[Dataset listings of figures]
===============

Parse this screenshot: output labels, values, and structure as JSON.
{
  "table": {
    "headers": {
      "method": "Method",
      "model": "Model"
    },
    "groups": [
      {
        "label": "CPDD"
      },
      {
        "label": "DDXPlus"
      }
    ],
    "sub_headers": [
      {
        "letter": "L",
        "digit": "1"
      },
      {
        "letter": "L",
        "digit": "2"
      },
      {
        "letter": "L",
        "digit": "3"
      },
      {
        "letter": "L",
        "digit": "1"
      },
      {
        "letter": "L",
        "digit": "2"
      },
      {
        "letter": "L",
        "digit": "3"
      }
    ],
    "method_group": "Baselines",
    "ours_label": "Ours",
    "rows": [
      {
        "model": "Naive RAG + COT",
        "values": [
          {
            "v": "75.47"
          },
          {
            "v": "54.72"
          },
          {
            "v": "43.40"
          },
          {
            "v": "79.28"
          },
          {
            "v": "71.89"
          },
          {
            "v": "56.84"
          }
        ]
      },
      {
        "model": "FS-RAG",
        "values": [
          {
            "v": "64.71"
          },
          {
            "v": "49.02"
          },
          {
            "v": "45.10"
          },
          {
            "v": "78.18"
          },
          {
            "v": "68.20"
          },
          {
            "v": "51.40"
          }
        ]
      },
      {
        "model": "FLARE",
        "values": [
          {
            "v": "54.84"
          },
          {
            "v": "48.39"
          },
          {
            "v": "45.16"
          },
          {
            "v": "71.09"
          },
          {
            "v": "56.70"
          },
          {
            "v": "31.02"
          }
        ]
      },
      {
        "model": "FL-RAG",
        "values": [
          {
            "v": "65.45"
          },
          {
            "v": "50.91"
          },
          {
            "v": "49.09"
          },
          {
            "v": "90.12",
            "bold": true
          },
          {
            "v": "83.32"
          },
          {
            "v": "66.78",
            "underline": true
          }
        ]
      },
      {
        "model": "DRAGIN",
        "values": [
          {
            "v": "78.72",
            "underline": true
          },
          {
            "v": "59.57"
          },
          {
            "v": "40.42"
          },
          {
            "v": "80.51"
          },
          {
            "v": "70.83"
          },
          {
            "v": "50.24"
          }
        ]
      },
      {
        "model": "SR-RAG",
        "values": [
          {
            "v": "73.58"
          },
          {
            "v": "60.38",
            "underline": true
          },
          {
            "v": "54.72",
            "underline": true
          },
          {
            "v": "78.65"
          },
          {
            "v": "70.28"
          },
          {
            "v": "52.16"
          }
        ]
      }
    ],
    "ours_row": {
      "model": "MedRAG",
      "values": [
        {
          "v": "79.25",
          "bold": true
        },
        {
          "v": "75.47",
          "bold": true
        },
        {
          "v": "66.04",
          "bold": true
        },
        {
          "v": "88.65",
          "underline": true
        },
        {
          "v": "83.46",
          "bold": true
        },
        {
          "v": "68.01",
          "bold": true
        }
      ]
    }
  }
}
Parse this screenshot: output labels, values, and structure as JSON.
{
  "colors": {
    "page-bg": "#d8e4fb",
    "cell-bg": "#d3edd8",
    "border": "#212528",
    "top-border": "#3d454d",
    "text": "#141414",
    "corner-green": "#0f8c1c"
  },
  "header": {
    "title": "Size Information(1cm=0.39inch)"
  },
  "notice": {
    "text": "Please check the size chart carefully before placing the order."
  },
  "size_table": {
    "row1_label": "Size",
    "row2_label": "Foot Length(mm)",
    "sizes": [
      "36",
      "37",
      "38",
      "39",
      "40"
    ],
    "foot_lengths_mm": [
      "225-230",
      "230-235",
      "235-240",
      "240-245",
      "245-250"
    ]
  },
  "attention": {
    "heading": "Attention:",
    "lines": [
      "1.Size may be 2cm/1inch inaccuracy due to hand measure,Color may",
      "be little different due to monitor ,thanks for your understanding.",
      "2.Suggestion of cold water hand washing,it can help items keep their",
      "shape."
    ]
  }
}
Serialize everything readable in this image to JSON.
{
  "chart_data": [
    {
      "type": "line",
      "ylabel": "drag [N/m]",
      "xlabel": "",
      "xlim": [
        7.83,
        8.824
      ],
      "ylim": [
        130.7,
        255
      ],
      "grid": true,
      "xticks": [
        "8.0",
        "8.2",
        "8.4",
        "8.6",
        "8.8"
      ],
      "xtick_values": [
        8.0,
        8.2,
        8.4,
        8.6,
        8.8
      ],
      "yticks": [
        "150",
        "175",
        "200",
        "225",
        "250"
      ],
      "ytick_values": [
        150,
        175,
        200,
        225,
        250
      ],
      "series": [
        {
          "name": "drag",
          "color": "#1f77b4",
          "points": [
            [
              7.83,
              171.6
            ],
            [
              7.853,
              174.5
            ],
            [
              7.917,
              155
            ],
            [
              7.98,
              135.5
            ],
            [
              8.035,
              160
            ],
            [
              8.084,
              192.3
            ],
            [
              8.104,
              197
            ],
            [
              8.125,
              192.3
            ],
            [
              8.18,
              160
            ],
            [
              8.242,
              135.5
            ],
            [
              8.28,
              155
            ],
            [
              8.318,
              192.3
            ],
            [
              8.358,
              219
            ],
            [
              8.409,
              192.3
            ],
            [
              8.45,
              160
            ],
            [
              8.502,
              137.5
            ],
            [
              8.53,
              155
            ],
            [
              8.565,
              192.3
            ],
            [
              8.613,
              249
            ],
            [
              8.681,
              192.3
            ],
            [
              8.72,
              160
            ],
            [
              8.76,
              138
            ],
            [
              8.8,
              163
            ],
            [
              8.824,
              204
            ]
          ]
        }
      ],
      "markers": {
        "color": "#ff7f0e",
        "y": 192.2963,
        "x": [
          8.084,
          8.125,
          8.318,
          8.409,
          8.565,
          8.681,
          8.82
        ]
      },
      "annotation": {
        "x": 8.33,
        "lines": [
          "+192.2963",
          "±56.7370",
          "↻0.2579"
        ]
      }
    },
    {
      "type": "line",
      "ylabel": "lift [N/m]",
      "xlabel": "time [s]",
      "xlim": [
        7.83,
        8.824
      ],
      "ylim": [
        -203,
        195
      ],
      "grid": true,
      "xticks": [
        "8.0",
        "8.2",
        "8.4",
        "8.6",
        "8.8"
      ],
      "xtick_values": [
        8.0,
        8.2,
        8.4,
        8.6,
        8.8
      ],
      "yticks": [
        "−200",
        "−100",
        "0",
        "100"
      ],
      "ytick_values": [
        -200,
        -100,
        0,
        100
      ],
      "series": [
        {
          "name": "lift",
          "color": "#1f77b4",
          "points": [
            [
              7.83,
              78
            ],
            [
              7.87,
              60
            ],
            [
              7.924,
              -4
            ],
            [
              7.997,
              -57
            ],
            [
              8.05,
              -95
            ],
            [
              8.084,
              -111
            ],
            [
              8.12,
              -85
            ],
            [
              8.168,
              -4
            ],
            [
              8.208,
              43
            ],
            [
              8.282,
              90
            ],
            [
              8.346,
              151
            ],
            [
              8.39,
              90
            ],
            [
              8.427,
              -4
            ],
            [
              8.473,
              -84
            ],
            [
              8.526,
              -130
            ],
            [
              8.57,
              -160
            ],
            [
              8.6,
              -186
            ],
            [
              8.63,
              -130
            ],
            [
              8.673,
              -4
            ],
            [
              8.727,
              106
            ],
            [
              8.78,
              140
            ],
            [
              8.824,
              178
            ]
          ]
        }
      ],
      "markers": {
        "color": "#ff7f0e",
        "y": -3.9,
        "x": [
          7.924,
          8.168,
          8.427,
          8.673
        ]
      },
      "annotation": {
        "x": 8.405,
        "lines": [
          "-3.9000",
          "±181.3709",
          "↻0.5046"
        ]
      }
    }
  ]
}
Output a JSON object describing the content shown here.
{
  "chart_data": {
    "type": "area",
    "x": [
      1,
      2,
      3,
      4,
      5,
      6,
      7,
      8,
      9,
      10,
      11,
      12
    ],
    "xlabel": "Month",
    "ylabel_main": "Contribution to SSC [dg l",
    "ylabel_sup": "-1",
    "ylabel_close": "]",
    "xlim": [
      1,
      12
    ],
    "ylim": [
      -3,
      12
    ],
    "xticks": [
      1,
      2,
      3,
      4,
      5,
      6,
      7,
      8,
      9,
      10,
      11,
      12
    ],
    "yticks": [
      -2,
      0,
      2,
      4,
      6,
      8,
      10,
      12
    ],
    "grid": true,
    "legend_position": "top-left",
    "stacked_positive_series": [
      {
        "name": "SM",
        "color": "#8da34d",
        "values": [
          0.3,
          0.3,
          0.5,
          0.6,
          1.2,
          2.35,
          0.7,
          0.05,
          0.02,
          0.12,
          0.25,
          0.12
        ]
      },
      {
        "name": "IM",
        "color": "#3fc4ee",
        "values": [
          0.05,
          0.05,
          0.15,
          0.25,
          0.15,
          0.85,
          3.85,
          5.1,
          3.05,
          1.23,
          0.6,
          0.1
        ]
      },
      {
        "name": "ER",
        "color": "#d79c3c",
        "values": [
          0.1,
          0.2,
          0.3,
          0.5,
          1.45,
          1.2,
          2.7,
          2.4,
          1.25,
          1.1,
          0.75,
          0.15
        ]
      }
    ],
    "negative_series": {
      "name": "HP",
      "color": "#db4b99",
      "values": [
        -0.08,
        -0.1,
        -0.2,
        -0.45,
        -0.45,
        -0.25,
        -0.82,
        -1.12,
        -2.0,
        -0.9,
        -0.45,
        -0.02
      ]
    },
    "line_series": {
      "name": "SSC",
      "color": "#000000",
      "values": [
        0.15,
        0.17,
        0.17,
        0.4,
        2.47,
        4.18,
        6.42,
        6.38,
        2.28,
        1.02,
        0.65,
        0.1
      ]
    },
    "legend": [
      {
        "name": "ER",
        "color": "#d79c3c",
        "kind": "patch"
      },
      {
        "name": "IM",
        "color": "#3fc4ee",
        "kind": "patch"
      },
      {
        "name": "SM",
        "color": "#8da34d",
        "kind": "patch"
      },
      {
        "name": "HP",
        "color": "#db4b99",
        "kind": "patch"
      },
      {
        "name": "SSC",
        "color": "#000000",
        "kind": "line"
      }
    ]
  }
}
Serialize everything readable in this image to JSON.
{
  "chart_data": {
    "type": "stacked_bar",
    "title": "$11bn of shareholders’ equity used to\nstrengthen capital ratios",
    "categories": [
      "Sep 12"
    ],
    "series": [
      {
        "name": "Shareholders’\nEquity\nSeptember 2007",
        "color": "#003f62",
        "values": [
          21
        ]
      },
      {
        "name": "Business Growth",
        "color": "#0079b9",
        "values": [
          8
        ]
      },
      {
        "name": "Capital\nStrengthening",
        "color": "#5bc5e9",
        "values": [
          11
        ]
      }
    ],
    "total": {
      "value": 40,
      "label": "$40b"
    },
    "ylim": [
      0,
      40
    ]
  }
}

===============

# [What the task asks]
Lines that include the word "hand" are to be extracted from the data above.

# [Exercise answer]
      "1.Size may be 2cm/1inch inaccuracy due to hand measure,Color may",
      "2.Suggestion of cold water hand washing,it can help items keep their",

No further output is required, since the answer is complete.